AVAILABLE DATA —
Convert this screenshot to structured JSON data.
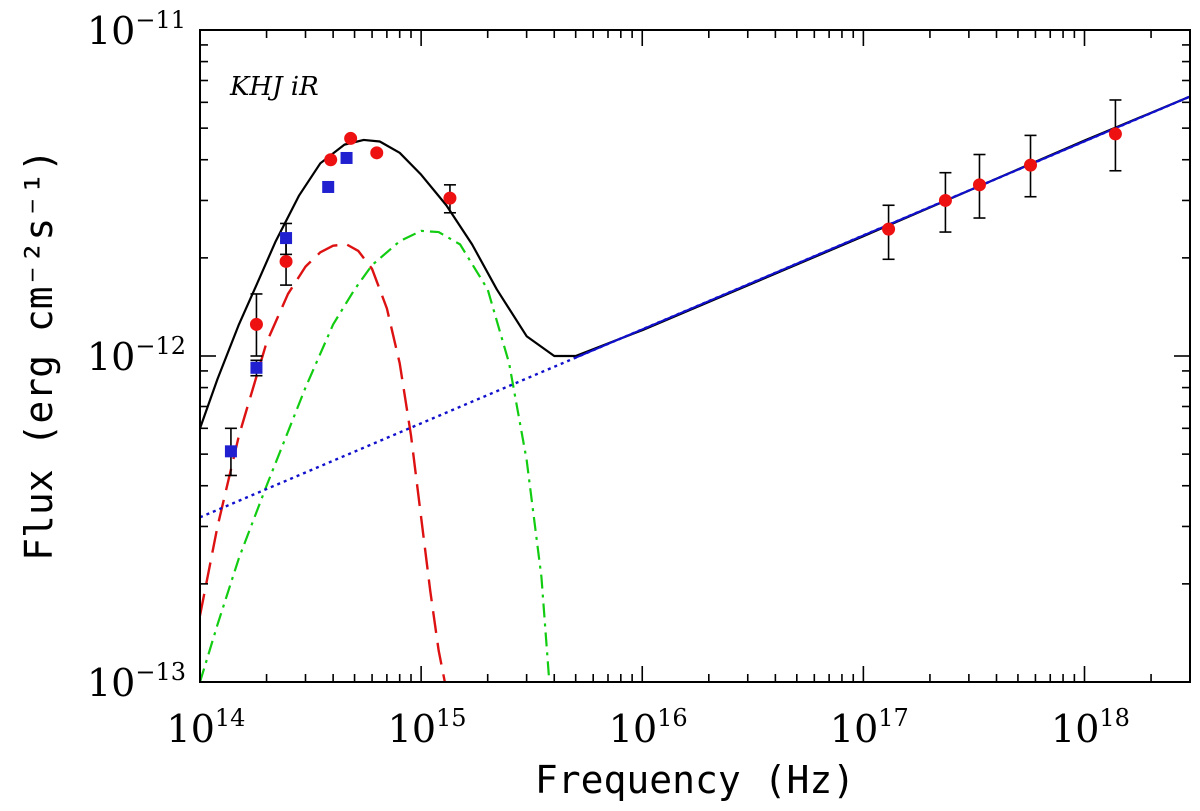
{
  "chart_data": {
    "type": "scatter",
    "xscale": "log",
    "yscale": "log",
    "xlim": [
      100000000000000.0,
      3e+18
    ],
    "ylim": [
      1e-13,
      1e-11
    ],
    "xlabel": "Frequency (Hz)",
    "ylabel": "Flux (erg cm⁻²s⁻¹)",
    "annotation": "KHJ iR",
    "x_ticks": [
      {
        "value": 100000000000000.0,
        "base": "10",
        "exp": "14"
      },
      {
        "value": 1000000000000000.0,
        "base": "10",
        "exp": "15"
      },
      {
        "value": 1e+16,
        "base": "10",
        "exp": "16"
      },
      {
        "value": 1e+17,
        "base": "10",
        "exp": "17"
      },
      {
        "value": 1e+18,
        "base": "10",
        "exp": "18"
      }
    ],
    "y_ticks": [
      {
        "value": 1e-13,
        "base": "10",
        "exp": "−13"
      },
      {
        "value": 1e-12,
        "base": "10",
        "exp": "−12"
      },
      {
        "value": 1e-11,
        "base": "10",
        "exp": "−11"
      }
    ],
    "colors": {
      "red_points": "#ee1111",
      "blue_points": "#2020d0",
      "total_model": "#000000",
      "component_red": "#dd1111",
      "component_green": "#11cc11",
      "power_law": "#1010cc"
    },
    "series": [
      {
        "name": "Observed (red circles)",
        "marker": "circle",
        "points": [
          {
            "x": 180000000000000.0,
            "y": 1.25e-12,
            "yerr": [
              1e-12,
              1.55e-12
            ]
          },
          {
            "x": 245000000000000.0,
            "y": 1.95e-12,
            "yerr": [
              1.65e-12,
              2.25e-12
            ]
          },
          {
            "x": 390000000000000.0,
            "y": 4e-12
          },
          {
            "x": 480000000000000.0,
            "y": 4.65e-12
          },
          {
            "x": 630000000000000.0,
            "y": 4.2e-12
          },
          {
            "x": 1350000000000000.0,
            "y": 3.05e-12,
            "yerr": [
              2.75e-12,
              3.35e-12
            ]
          },
          {
            "x": 1.3e+17,
            "y": 2.45e-12,
            "yerr": [
              1.98e-12,
              2.9e-12
            ]
          },
          {
            "x": 2.35e+17,
            "y": 3e-12,
            "yerr": [
              2.4e-12,
              3.65e-12
            ]
          },
          {
            "x": 3.35e+17,
            "y": 3.35e-12,
            "yerr": [
              2.65e-12,
              4.15e-12
            ]
          },
          {
            "x": 5.7e+17,
            "y": 3.85e-12,
            "yerr": [
              3.08e-12,
              4.75e-12
            ]
          },
          {
            "x": 1.38e+18,
            "y": 4.8e-12,
            "yerr": [
              3.7e-12,
              6.1e-12
            ]
          }
        ]
      },
      {
        "name": "Observed (blue squares)",
        "marker": "square",
        "points": [
          {
            "x": 138000000000000.0,
            "y": 5.1e-13,
            "yerr": [
              4.3e-13,
              6e-13
            ]
          },
          {
            "x": 180000000000000.0,
            "y": 9.2e-13,
            "yerr": [
              8.7e-13,
              9.7e-13
            ]
          },
          {
            "x": 245000000000000.0,
            "y": 2.3e-12,
            "yerr": [
              2.05e-12,
              2.55e-12
            ]
          },
          {
            "x": 380000000000000.0,
            "y": 3.3e-12
          },
          {
            "x": 460000000000000.0,
            "y": 4.05e-12
          }
        ]
      },
      {
        "name": "Total model",
        "style": "solid",
        "x": [
          100000000000000.0,
          120000000000000.0,
          150000000000000.0,
          180000000000000.0,
          220000000000000.0,
          280000000000000.0,
          350000000000000.0,
          450000000000000.0,
          550000000000000.0,
          650000000000000.0,
          800000000000000.0,
          1000000000000000.0,
          1300000000000000.0,
          1700000000000000.0,
          2200000000000000.0,
          3000000000000000.0,
          4000000000000000.0,
          5000000000000000.0,
          1e+16,
          1e+17,
          1e+18,
          3e+18
        ],
        "y": [
          6e-13,
          8.5e-13,
          1.25e-12,
          1.65e-12,
          2.25e-12,
          3.1e-12,
          3.9e-12,
          4.45e-12,
          4.6e-12,
          4.55e-12,
          4.2e-12,
          3.6e-12,
          2.9e-12,
          2.2e-12,
          1.6e-12,
          1.15e-12,
          1e-12,
          1e-12,
          1.2e-12,
          2.33e-12,
          4.58e-12,
          6.25e-12
        ]
      },
      {
        "name": "Red component",
        "style": "dashed",
        "x": [
          100000000000000.0,
          120000000000000.0,
          150000000000000.0,
          200000000000000.0,
          250000000000000.0,
          300000000000000.0,
          350000000000000.0,
          400000000000000.0,
          460000000000000.0,
          520000000000000.0,
          600000000000000.0,
          700000000000000.0,
          800000000000000.0,
          900000000000000.0,
          1000000000000000.0,
          1100000000000000.0,
          1200000000000000.0,
          1280000000000000.0
        ],
        "y": [
          1.6e-13,
          3e-13,
          5.7e-13,
          1.1e-12,
          1.55e-12,
          1.88e-12,
          2.08e-12,
          2.18e-12,
          2.2e-12,
          2.1e-12,
          1.85e-12,
          1.4e-12,
          9.5e-13,
          5.7e-13,
          3.2e-13,
          1.9e-13,
          1.25e-13,
          1e-13
        ]
      },
      {
        "name": "Green component",
        "style": "dash-dot",
        "x": [
          100000000000000.0,
          120000000000000.0,
          150000000000000.0,
          200000000000000.0,
          300000000000000.0,
          400000000000000.0,
          500000000000000.0,
          600000000000000.0,
          800000000000000.0,
          1000000000000000.0,
          1200000000000000.0,
          1500000000000000.0,
          2000000000000000.0,
          2500000000000000.0,
          3000000000000000.0,
          3500000000000000.0,
          3800000000000000.0
        ],
        "y": [
          1e-13,
          1.5e-13,
          2.4e-13,
          4e-13,
          8e-13,
          1.25e-12,
          1.6e-12,
          1.9e-12,
          2.25e-12,
          2.42e-12,
          2.4e-12,
          2.2e-12,
          1.6e-12,
          9.5e-13,
          4.8e-13,
          2.1e-13,
          1e-13
        ]
      },
      {
        "name": "Power law",
        "style": "dotted",
        "x": [
          100000000000000.0,
          3e+18
        ],
        "y": [
          3.2e-13,
          6.25e-12
        ]
      }
    ]
  }
}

PROBLEM STATEMENT — Leave out all pictures, then copy the remaining material exactly.

COMPLETED TASK —
Convert this screenshot to structured JSON data.
{
  "chart_data": {
    "type": "scatter",
    "xscale": "log",
    "yscale": "log",
    "xlim": [
      100000000000000.0,
      3e+18
    ],
    "ylim": [
      1e-13,
      1e-11
    ],
    "xlabel": "Frequency (Hz)",
    "ylabel": "Flux (erg cm⁻²s⁻¹)",
    "annotation": "KHJ iR",
    "x_ticks": [
      {
        "value": 100000000000000.0,
        "base": "10",
        "exp": "14"
      },
      {
        "value": 1000000000000000.0,
        "base": "10",
        "exp": "15"
      },
      {
        "value": 1e+16,
        "base": "10",
        "exp": "16"
      },
      {
        "value": 1e+17,
        "base": "10",
        "exp": "17"
      },
      {
        "value": 1e+18,
        "base": "10",
        "exp": "18"
      }
    ],
    "y_ticks": [
      {
        "value": 1e-13,
        "base": "10",
        "exp": "−13"
      },
      {
        "value": 1e-12,
        "base": "10",
        "exp": "−12"
      },
      {
        "value": 1e-11,
        "base": "10",
        "exp": "−11"
      }
    ],
    "colors": {
      "red_points": "#ee1111",
      "blue_points": "#2020d0",
      "total_model": "#000000",
      "component_red": "#dd1111",
      "component_green": "#11cc11",
      "power_law": "#1010cc"
    },
    "series": [
      {
        "name": "Observed (red circles)",
        "marker": "circle",
        "points": [
          {
            "x": 180000000000000.0,
            "y": 1.25e-12,
            "yerr": [
              1e-12,
              1.55e-12
            ]
          },
          {
            "x": 245000000000000.0,
            "y": 1.95e-12,
            "yerr": [
              1.65e-12,
              2.25e-12
            ]
          },
          {
            "x": 390000000000000.0,
            "y": 4e-12
          },
          {
            "x": 480000000000000.0,
            "y": 4.65e-12
          },
          {
            "x": 630000000000000.0,
            "y": 4.2e-12
          },
          {
            "x": 1350000000000000.0,
            "y": 3.05e-12,
            "yerr": [
              2.75e-12,
              3.35e-12
            ]
          },
          {
            "x": 1.3e+17,
            "y": 2.45e-12,
            "yerr": [
              1.98e-12,
              2.9e-12
            ]
          },
          {
            "x": 2.35e+17,
            "y": 3e-12,
            "yerr": [
              2.4e-12,
              3.65e-12
            ]
          },
          {
            "x": 3.35e+17,
            "y": 3.35e-12,
            "yerr": [
              2.65e-12,
              4.15e-12
            ]
          },
          {
            "x": 5.7e+17,
            "y": 3.85e-12,
            "yerr": [
              3.08e-12,
              4.75e-12
            ]
          },
          {
            "x": 1.38e+18,
            "y": 4.8e-12,
            "yerr": [
              3.7e-12,
              6.1e-12
            ]
          }
        ]
      },
      {
        "name": "Observed (blue squares)",
        "marker": "square",
        "points": [
          {
            "x": 138000000000000.0,
            "y": 5.1e-13,
            "yerr": [
              4.3e-13,
              6e-13
            ]
          },
          {
            "x": 180000000000000.0,
            "y": 9.2e-13,
            "yerr": [
              8.7e-13,
              9.7e-13
            ]
          },
          {
            "x": 245000000000000.0,
            "y": 2.3e-12,
            "yerr": [
              2.05e-12,
              2.55e-12
            ]
          },
          {
            "x": 380000000000000.0,
            "y": 3.3e-12
          },
          {
            "x": 460000000000000.0,
            "y": 4.05e-12
          }
        ]
      },
      {
        "name": "Total model",
        "style": "solid",
        "x": [
          100000000000000.0,
          120000000000000.0,
          150000000000000.0,
          180000000000000.0,
          220000000000000.0,
          280000000000000.0,
          350000000000000.0,
          450000000000000.0,
          550000000000000.0,
          650000000000000.0,
          800000000000000.0,
          1000000000000000.0,
          1300000000000000.0,
          1700000000000000.0,
          2200000000000000.0,
          3000000000000000.0,
          4000000000000000.0,
          5000000000000000.0,
          1e+16,
          1e+17,
          1e+18,
          3e+18
        ],
        "y": [
          6e-13,
          8.5e-13,
          1.25e-12,
          1.65e-12,
          2.25e-12,
          3.1e-12,
          3.9e-12,
          4.45e-12,
          4.6e-12,
          4.55e-12,
          4.2e-12,
          3.6e-12,
          2.9e-12,
          2.2e-12,
          1.6e-12,
          1.15e-12,
          1e-12,
          1e-12,
          1.2e-12,
          2.33e-12,
          4.58e-12,
          6.25e-12
        ]
      },
      {
        "name": "Red component",
        "style": "dashed",
        "x": [
          100000000000000.0,
          120000000000000.0,
          150000000000000.0,
          200000000000000.0,
          250000000000000.0,
          300000000000000.0,
          350000000000000.0,
          400000000000000.0,
          460000000000000.0,
          520000000000000.0,
          600000000000000.0,
          700000000000000.0,
          800000000000000.0,
          900000000000000.0,
          1000000000000000.0,
          1100000000000000.0,
          1200000000000000.0,
          1280000000000000.0
        ],
        "y": [
          1.6e-13,
          3e-13,
          5.7e-13,
          1.1e-12,
          1.55e-12,
          1.88e-12,
          2.08e-12,
          2.18e-12,
          2.2e-12,
          2.1e-12,
          1.85e-12,
          1.4e-12,
          9.5e-13,
          5.7e-13,
          3.2e-13,
          1.9e-13,
          1.25e-13,
          1e-13
        ]
      },
      {
        "name": "Green component",
        "style": "dash-dot",
        "x": [
          100000000000000.0,
          120000000000000.0,
          150000000000000.0,
          200000000000000.0,
          300000000000000.0,
          400000000000000.0,
          500000000000000.0,
          600000000000000.0,
          800000000000000.0,
          1000000000000000.0,
          1200000000000000.0,
          1500000000000000.0,
          2000000000000000.0,
          2500000000000000.0,
          3000000000000000.0,
          3500000000000000.0,
          3800000000000000.0
        ],
        "y": [
          1e-13,
          1.5e-13,
          2.4e-13,
          4e-13,
          8e-13,
          1.25e-12,
          1.6e-12,
          1.9e-12,
          2.25e-12,
          2.42e-12,
          2.4e-12,
          2.2e-12,
          1.6e-12,
          9.5e-13,
          4.8e-13,
          2.1e-13,
          1e-13
        ]
      },
      {
        "name": "Power law",
        "style": "dotted",
        "x": [
          100000000000000.0,
          3e+18
        ],
        "y": [
          3.2e-13,
          6.25e-12
        ]
      }
    ]
  }
}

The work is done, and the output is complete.